> Written problem
Leave every picture out and write out the records below exactly.

> Records
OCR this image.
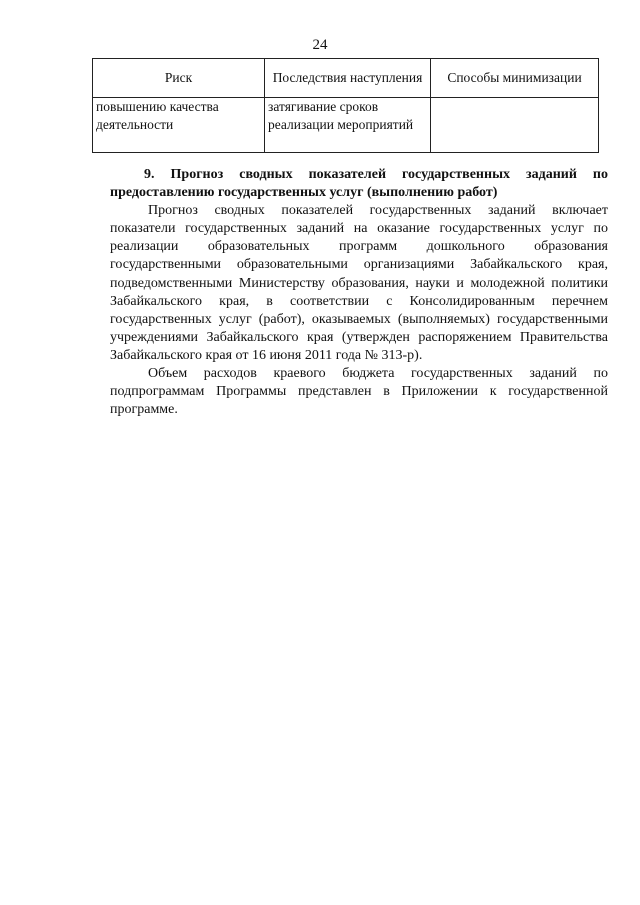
24
Риск	Последствия наступления	Способы минимизации
повышению качества деятельности	затягивание сроков реализации мероприятий	

9. Прогноз сводных показателей государственных заданий по предоставлению государственных услуг (выполнению работ)

Прогноз сводных показателей государственных заданий включает показатели государственных заданий на оказание государственных услуг по реализации образовательных программ дошкольного образования государственными образовательными организациями Забайкальского края, подведомственными Министерству образования, науки и молодежной политики Забайкальского края, в соответствии с Консолидированным перечнем государственных услуг (работ), оказываемых (выполняемых) государственными учреждениями Забайкальского края (утвержден распоряжением Правительства Забайкальского края от 16 июня 2011 года № 313-р).

Объем расходов краевого бюджета государственных заданий по подпрограммам Программы представлен в Приложении к государственной программе.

> Written reply
OCR this image.
24
Риск	Последствия наступления	Способы минимизации
повышению качества деятельности	затягивание сроков реализации мероприятий	

9. Прогноз сводных показателей государственных заданий по предоставлению государственных услуг (выполнению работ)

Прогноз сводных показателей государственных заданий включает показатели государственных заданий на оказание государственных услуг по реализации образовательных программ дошкольного образования государственными образовательными организациями Забайкальского края, подведомственными Министерству образования, науки и молодежной политики Забайкальского края, в соответствии с Консолидированным перечнем государственных услуг (работ), оказываемых (выполняемых) государственными учреждениями Забайкальского края (утвержден распоряжением Правительства Забайкальского края от 16 июня 2011 года № 313-р).

Объем расходов краевого бюджета государственных заданий по подпрограммам Программы представлен в Приложении к государственной программе.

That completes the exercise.